## Document excerpt
-*-

Be clear, be consistent

When I was teaching, I remember being given advice at the beginning of the year that I should be really strict/clear with the rules to start.  That if rules were broken or behavior was not what was expected that I needed to point out the mistakes and set very high standards.  If I was strict/clear during the first few months, I would be able to relax the rules once I had good compliance, but if I were loosey-goosey in the beginning, I would struggle to pull them back once the kids gained bad habits.

I’ve sort of taken this rule with me as I transitioned to training.  When I’m first teaching a behavior I am very strict with my criteria.  Ultimately, the stricter I am, the clearer I am in communicating what is being rewarded.  I try not to allow the dogs to be rewarded for being “close” (when I’m not shaping a behavior)… I do not want to fall into the “if you give a mouse a cookie, he’ll ask for a glass of milk” type trap.

So what does this mean in terms of dog training?!

Well, let me give you an example.  I was teaching class the other night and I had everyone working on hand targeting–this behavior is not entirely new but is far from perfected.  I was watching one of the teams and watched the dog give two good hand targets and he got rewarded but then he made the motion like he was about to touch the hand but never did and he still got rewarded.  He did this a few times, getting very close to the hand but not making contact, and each time he was rewarded.  I pointed out to his handler and what do you know, on the very next attempt, he made an even smaller move to hit the hand.  She gave the mouse (her dog) a cookie by rewarding him for almost doing the hand target and he began to ask for a glass of milk by making less and less of an effort to ‘fake’ the hand target.

So, to prevent the further degradation of the behavior, I instructed her to hold to her criteria.  What is “touch” for her…  does it mean “hit my hand with your nose” or “get close my hand with your nose.”  Once she decided what she wanted “touch” to mean, she had to hold her dog to that criteria.  So she cued the hand target and the dog fake-touched her hand with his nose, I instructed her to wait him out.  Sure enough, 10 seconds after not being rewarded for his fake touch, he relented and touched her hand with his nose.  Her dog was really starting to see what he could get away with… and frankly, I don’t blame him, she was paying him regardless of his performance.

-*-

## Dataset rows
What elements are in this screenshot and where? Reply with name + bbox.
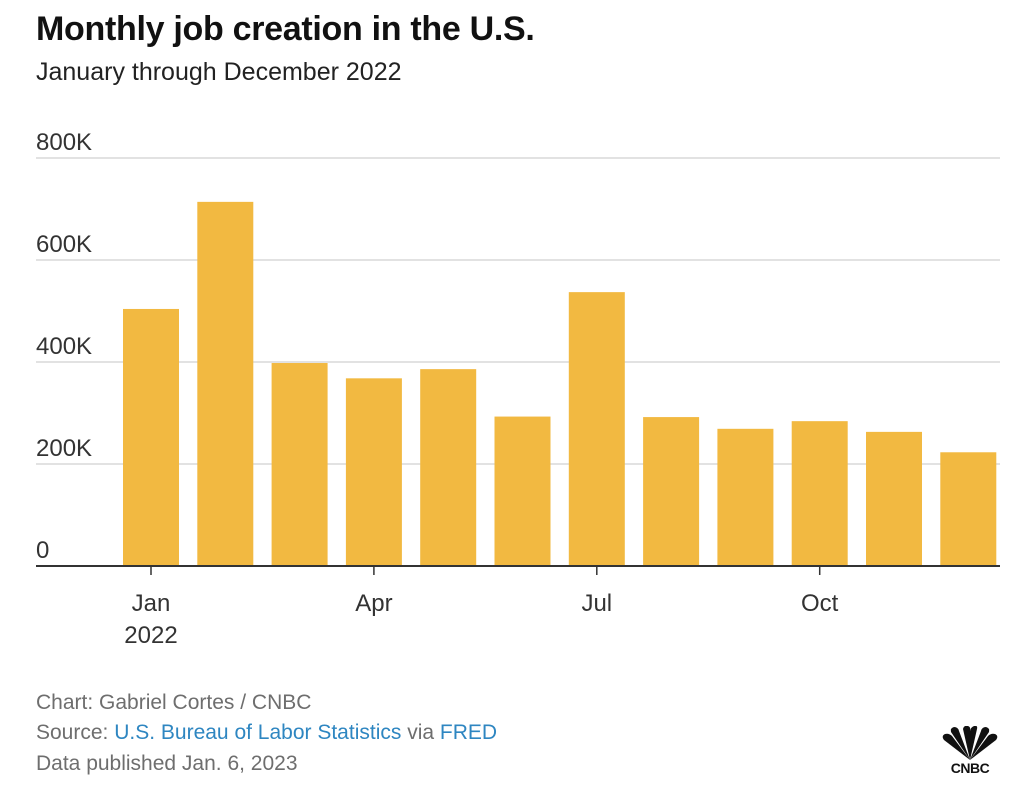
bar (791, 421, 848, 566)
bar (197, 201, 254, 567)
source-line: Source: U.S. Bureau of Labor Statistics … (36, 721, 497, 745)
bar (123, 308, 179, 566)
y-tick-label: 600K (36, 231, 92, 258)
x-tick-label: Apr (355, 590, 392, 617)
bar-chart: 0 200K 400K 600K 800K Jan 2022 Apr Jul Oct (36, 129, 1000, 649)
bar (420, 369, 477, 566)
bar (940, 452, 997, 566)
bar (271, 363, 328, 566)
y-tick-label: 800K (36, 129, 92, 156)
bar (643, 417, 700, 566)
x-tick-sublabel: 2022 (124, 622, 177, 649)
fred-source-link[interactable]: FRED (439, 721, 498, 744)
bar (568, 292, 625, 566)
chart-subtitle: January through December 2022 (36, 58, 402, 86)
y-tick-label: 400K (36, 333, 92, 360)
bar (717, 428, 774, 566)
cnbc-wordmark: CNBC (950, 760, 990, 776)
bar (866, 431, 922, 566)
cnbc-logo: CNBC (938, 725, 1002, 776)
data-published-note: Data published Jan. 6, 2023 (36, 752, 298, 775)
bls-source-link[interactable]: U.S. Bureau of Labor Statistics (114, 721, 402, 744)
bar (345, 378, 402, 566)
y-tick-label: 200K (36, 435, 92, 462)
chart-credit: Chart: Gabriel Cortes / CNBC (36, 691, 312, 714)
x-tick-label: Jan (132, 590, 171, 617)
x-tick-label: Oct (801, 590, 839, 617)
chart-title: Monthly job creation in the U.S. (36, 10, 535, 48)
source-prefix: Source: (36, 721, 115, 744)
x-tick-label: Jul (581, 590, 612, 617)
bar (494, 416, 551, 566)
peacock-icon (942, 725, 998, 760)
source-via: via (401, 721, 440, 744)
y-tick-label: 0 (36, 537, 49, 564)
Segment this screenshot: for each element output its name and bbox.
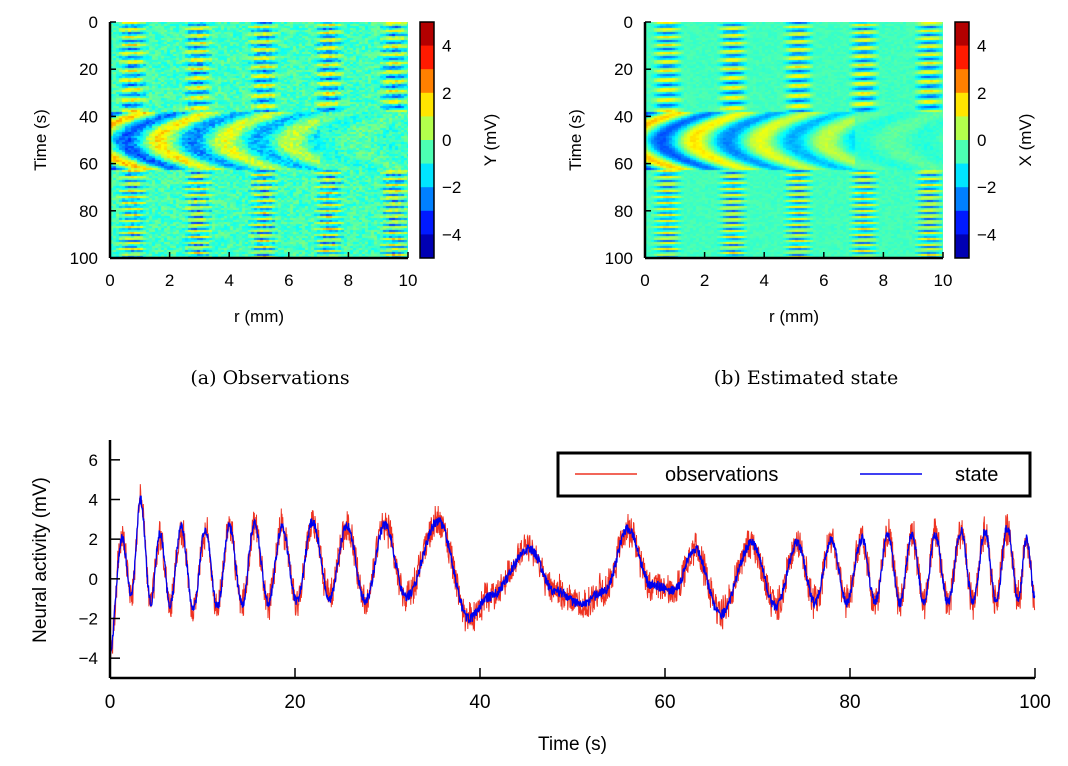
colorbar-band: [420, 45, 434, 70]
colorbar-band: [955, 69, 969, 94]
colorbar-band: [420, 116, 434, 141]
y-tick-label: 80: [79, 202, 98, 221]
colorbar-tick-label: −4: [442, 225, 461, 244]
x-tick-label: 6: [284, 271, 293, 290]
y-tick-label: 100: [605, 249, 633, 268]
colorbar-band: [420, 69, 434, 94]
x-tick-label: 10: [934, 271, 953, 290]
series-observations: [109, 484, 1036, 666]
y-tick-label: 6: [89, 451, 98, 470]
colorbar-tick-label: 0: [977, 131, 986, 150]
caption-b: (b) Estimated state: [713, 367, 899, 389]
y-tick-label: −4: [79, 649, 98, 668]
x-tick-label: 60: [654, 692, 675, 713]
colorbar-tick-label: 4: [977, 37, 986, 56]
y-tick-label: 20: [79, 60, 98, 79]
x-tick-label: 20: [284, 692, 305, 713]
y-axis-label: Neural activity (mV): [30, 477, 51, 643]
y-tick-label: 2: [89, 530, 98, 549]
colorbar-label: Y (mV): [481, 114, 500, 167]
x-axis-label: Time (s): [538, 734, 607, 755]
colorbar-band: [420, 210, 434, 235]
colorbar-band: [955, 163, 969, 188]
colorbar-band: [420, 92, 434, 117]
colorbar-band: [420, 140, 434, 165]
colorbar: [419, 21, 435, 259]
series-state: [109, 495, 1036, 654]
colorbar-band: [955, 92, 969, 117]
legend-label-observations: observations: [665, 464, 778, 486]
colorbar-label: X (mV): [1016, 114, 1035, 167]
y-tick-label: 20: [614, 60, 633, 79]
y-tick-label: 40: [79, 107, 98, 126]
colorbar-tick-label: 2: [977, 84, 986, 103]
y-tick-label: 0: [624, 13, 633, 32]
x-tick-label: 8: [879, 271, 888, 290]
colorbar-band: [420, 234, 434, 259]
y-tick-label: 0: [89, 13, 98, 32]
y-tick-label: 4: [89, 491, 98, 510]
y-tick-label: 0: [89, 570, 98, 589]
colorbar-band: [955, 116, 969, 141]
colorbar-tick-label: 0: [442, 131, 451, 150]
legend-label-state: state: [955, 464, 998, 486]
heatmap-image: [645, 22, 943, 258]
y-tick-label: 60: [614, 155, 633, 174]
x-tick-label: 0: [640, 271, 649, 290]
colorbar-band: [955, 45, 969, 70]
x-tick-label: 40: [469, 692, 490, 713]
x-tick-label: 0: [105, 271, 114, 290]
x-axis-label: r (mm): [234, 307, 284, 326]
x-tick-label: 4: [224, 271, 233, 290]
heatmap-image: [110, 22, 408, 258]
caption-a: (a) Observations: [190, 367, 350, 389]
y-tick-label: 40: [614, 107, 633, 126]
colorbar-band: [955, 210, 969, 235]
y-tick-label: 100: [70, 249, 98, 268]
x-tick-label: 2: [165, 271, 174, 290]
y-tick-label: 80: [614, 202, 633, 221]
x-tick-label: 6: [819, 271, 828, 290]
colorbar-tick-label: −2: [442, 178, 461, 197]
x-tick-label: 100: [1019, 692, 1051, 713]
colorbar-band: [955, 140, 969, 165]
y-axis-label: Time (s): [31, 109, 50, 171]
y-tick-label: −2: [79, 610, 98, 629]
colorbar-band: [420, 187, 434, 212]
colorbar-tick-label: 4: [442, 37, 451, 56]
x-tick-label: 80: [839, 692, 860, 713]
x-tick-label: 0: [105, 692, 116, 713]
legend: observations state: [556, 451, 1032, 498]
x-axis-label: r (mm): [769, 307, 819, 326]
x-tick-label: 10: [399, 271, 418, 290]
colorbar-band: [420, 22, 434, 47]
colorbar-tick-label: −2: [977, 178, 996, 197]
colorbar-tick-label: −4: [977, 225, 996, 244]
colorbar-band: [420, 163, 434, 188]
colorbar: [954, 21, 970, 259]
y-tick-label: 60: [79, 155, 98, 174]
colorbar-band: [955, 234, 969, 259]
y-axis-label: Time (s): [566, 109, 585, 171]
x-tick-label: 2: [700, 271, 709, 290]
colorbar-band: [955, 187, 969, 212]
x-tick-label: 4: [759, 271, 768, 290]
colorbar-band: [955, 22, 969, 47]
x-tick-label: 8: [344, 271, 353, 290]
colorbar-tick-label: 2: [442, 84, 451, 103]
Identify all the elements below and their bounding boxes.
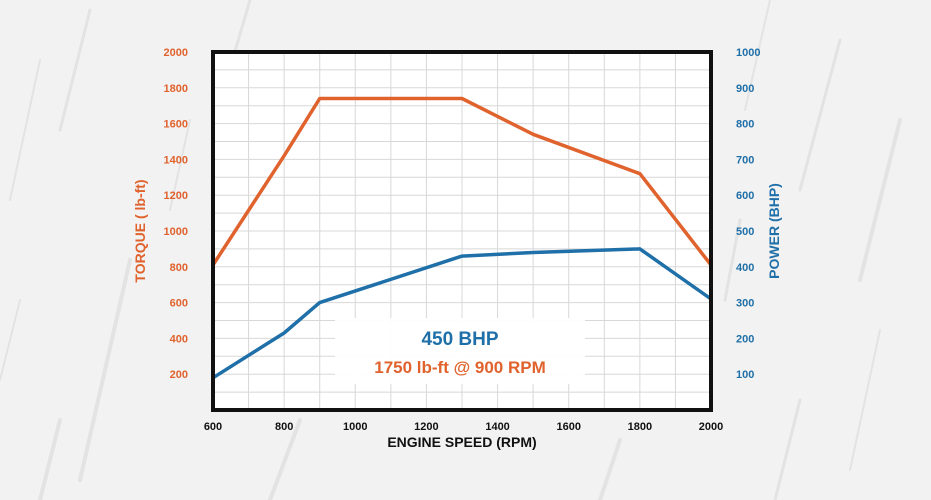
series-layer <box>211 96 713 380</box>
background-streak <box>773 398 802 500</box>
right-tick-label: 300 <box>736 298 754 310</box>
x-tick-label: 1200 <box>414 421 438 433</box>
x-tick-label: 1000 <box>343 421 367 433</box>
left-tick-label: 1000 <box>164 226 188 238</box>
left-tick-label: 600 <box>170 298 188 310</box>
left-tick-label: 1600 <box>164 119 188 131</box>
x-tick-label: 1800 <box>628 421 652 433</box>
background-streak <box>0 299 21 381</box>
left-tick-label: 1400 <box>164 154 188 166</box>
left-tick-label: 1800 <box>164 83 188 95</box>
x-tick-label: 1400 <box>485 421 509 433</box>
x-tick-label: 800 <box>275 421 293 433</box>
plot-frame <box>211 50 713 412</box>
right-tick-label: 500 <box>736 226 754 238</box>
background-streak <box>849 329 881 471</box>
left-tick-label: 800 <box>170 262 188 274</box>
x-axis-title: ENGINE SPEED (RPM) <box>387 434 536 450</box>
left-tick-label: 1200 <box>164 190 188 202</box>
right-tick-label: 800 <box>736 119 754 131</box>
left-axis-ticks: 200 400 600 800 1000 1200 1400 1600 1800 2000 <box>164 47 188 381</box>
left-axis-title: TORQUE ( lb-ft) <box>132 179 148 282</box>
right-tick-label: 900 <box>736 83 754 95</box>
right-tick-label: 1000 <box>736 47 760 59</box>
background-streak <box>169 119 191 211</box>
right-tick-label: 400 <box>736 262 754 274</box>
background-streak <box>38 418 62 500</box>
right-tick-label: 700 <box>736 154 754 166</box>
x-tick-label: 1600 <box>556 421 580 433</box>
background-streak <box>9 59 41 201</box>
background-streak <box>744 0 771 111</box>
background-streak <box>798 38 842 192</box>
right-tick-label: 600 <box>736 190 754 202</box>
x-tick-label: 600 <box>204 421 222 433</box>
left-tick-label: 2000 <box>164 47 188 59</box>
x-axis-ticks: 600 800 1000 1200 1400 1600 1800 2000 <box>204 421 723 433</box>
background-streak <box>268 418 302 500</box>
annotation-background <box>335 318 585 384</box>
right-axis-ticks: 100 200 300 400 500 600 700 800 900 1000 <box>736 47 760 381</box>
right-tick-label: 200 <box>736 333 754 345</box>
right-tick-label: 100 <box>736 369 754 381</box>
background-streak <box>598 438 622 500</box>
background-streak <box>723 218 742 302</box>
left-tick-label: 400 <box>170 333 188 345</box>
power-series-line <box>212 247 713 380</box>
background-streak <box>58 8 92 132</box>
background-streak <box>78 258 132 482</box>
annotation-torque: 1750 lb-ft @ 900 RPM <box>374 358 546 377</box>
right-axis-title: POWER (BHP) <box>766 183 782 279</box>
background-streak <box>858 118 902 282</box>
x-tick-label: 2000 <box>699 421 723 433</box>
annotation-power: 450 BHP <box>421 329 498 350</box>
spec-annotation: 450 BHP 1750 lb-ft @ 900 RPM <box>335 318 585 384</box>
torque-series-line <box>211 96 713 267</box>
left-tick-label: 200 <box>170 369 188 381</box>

-*-

## Set of tasks
- A) Answer these questions from the post on clear, consistent dog training:
(i) What advice was the writer given at the start of the school year?
(ii) Which behavior was the class practicing the night the writer describes?
(iii) How long after its fake touch went unrewarded did the dog touch its handler's hand?
- B) Write the next part of the post on clear, consistent dog training, starting after its final sentence.

## Task-by-task results
- A)
(i) To be really strict and clear with the rules at the start.
(ii) Hand targeting.
(iii) About 10 seconds.

- B)
The stricter she is with her criteria at the beginning, the clearer and stronger the behavior will ultimately become.  Once a behavior is really well known and is proofed it’s not the end of the world if you occasionally reward for a behavior that doesn’t entirely meet the criteria.  Just the other day, I was doing some hand targeting in the store–we were moving at a rapid pace and one of the “touches” didn’t quite hit my hand but I had marked it and had to reward.  With a dog who knows the cue very well, it’s not as detrimental to reward a behavior that hasn’t met the criteria, Shayne isn’t going to take that one incident as a cookie and begin to ask for a glass of milk.

One of the cues this is most important for is “stay.”  When I’m teaching a  “stay” behavior, I consider any change in position a break in the stay and not rewardable and a sign to reset.  If you reward your dog for a stay and he has scooted two inches toward you, over time, that two inch scoot that you rewarded could easily become two full steps toward you.  If, however, you keep your criteria strict/clear and only reward for stays where the dog hasn’t moved a tall, you set yourself up for having a solid stay.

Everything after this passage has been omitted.